- [SET OF TASKS]
(a) In the passage on tracheal tears, what procedure is named as the best way to confirm the diagnosis and find the location and extent of the injury?
(b) Using only the passage on tracheal tears, explain why a high index of suspicion is needed in at-risk patients.
(c) Resume the passage on tracheal tears after its final sentence.

- [SELECTED EXCERPT]
* * * *
Early diagnosis and management of tracheal tears are critical in preventing adverse outcomes. Failure to diagnose tracheal injury may delay treatment, which may have fatal consequences. Therefore, a high index of suspicion, particularly in the patient at risk, is necessary. The symptoms of tracheobronchial injury include shortness of breath and hemoptysis, and the signs include subcutaneous emphysema, pneumothorax, pneumomediastium, and blood in the trachea. In patients with head or neck subcutaneous emphysema, a chest radiograph should be obtained urgently to exclude pneumothorax and/or pneumomediastinum. A computerized tomography scan of the thorax should further elucidate the diagnosis and treatment. A fiberoptic bronchoscopy is the best approach to confirm the diagnosis and determine the location and extent of tracheal injury.
* * * *
[Records from a data collection]
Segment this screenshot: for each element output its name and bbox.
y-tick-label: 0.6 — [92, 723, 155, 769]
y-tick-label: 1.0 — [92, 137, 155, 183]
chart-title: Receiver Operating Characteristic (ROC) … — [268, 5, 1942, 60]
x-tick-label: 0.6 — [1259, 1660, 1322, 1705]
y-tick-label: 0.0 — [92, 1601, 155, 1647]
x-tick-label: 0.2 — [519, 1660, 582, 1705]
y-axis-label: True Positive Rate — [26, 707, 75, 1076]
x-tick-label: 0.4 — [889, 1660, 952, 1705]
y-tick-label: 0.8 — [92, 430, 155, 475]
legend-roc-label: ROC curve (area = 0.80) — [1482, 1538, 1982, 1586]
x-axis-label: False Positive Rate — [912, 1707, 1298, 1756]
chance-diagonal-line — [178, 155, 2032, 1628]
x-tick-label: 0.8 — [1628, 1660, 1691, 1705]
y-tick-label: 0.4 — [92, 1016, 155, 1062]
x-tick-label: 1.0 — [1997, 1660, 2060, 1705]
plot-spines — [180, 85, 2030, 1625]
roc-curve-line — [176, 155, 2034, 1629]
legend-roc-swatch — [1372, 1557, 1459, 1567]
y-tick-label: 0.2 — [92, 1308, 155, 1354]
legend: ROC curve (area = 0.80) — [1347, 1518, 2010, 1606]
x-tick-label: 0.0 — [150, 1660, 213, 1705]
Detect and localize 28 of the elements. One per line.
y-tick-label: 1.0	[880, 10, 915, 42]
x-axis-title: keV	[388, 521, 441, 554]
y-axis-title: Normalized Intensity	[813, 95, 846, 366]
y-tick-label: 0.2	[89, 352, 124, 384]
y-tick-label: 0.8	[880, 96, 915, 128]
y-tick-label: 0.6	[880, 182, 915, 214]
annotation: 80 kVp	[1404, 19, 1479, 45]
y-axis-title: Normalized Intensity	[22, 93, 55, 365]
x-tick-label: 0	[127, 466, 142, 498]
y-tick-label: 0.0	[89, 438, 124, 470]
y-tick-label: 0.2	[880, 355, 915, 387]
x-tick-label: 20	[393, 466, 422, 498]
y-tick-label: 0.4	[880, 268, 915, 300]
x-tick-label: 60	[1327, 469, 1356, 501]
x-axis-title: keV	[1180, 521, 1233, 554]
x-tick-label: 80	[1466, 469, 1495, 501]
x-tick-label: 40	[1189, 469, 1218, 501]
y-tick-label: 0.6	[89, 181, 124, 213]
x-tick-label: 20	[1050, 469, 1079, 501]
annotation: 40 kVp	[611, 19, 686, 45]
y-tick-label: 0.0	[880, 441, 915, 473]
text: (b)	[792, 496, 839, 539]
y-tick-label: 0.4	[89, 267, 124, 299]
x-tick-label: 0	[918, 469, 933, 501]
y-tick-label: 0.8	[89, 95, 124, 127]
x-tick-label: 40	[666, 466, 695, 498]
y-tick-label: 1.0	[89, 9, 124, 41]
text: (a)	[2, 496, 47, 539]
* * * *
- [YOUR RESPONSES]
(a) A fiberoptic bronchoscopy.

(b) A missed diagnosis of tracheal injury can delay treatment, and that delay may be fatal. Early diagnosis and management are critical to preventing adverse outcomes.

(c)
The management of tracheal tears depends on the severity of the symptoms and the degree of injury. Superficial lesions are usually managed conservatively. It is recommended that level 1 injury (mucosal or submucosal lesion without mediastinal emphysema and without esophageal injury) and level 2 injury (muscular wall lesion with subcutaneous or mediastinal emphysema without esophageal injury or mediastinitis) can be safely managed conservatively with endoscopic instillation of fibrin glue over the tracheal lesions.17 Patients with level 3A injury (complete laceration of the tracheal wall with esophageal or mediastinal soft tissue hernia but without esophageal injury or mediastinitis) may be managed conservatively if the respiratory function is stable. However, patients with level 3B injury (any laceration of the tracheal wall with esophageal injury or mediastinitis) require surgical intervention.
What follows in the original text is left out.